• GOALS:
1. Copy out the Ash Wednesday reflection from "People want ashes" up to and including "at the doorstep.".
2. In the Ash Wednesday reflection, what words were written beneath "HELP YOURSELF!" on the sign outside the office door?
3. List every thing that the sentence beginning "Ashes are not tokens" in the Ash Wednesday reflection says ashes are not.

• DOCUMENT EXCERPT:
## start
People want ashes
The following is an excerpt from “In My Heart Like a Burning Fire,” by Fr. Benjamin Berinti, C.PP.S. The full book can be purchased on Amazon.
Ash Wednesday
Joel 2:12–18; 2 Corinthians 5:20–6:2; and Matthew 6:1–6, 16–18
During my college campus ministry days, Ash Wednesday used to drive me crazy. In spite of the fact that we held several liturgies with the distribution of ashes throughout the day, they never seemed to be sufficient—not as far as I was concerned, but rather as far as the community was concerned. People wanted ashes—that’s all there was to it! In fact, it became somewhat of a circus, as people kept coming to the office every few minutes throughout the entire day, sheepishly looking for “ashes-on-demand!” No sooner did I wash my hands than yet another repentant soul was at the doorstep.
My last year at the college, I decided, depending upon one’s viewpoint, to either end the circus, or perhaps to make it even grander. Lest I be severely criticized for denying someone the opportunity to celebrate their faith or turning off yet another soul to the Church, I placed a large bowl of ashes on a table outside our office door, with a glitzy sign that read: “HELP YOURSELF!” But beneath these words, I scripted, ever-so-slightly: “Beware! Apply at your own risk!”
Ashes are not tokens in a religious board game, nor a pious amulet or good luck charm, nor a badge of Catholicism—they’re not an emblem nor a safety seal. Ashes are a stain … something unsettling … the product of burning something away, left over after fire passes over and through something.
Many years ago, my friend Rev. Jan Richardson wrote about how her seemingly innocent words about “dust and ashes” came back to haunt her in a searingly painful way—a vivid reminder that these ashes are not playthings, not for the faint of heart.
## end
• LISTED RECORDS:
## start
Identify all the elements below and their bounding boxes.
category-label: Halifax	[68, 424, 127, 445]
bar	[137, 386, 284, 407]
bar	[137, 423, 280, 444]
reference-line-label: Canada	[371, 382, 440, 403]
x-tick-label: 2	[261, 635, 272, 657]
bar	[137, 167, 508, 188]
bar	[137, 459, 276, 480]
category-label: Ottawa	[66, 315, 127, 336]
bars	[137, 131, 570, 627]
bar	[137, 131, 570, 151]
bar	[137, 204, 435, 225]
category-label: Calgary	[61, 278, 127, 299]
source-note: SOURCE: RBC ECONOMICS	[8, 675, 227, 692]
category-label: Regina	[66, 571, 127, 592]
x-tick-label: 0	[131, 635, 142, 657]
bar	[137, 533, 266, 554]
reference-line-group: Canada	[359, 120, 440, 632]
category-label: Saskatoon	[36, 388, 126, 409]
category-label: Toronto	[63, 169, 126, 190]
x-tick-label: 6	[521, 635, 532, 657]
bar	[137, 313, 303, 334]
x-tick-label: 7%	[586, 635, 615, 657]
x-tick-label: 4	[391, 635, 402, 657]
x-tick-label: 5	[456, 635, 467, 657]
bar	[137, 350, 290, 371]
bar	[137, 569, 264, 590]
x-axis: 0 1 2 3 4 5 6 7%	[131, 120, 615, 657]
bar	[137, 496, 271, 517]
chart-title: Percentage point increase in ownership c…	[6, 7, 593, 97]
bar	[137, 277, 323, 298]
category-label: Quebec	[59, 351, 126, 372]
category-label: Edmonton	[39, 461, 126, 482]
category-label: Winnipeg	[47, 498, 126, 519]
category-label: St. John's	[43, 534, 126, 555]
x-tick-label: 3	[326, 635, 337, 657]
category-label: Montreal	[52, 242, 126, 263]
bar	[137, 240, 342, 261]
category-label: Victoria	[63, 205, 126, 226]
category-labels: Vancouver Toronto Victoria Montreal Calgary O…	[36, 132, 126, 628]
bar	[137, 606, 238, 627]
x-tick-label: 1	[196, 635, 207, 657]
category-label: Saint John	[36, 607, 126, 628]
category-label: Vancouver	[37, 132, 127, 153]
## end
• RESPONSES TO THE TASKS:
1.
People want ashes
The following is an excerpt from “In My Heart Like a Burning Fire,” by Fr. Benjamin Berinti, C.PP.S. The full book can be purchased on Amazon.
Ash Wednesday
Joel 2:12–18; 2 Corinthians 5:20–6:2; and Matthew 6:1–6, 16–18
During my college campus ministry days, Ash Wednesday used to drive me crazy. In spite of the fact that we held several liturgies with the distribution of ashes throughout the day, they never seemed to be sufficient—not as far as I was concerned, but rather as far as the community was concerned. People wanted ashes—that’s all there was to it! In fact, it became somewhat of a circus, as people kept coming to the office every few minutes throughout the entire day, sheepishly looking for “ashes-on-demand!” No sooner did I wash my hands than yet another repentant soul was at the doorstep.

2. "Beware! Apply at your own risk!"

3.
- tokens in a religious board game
- a pious amulet
- a good luck charm
- a badge of Catholicism
- an emblem
- a safety seal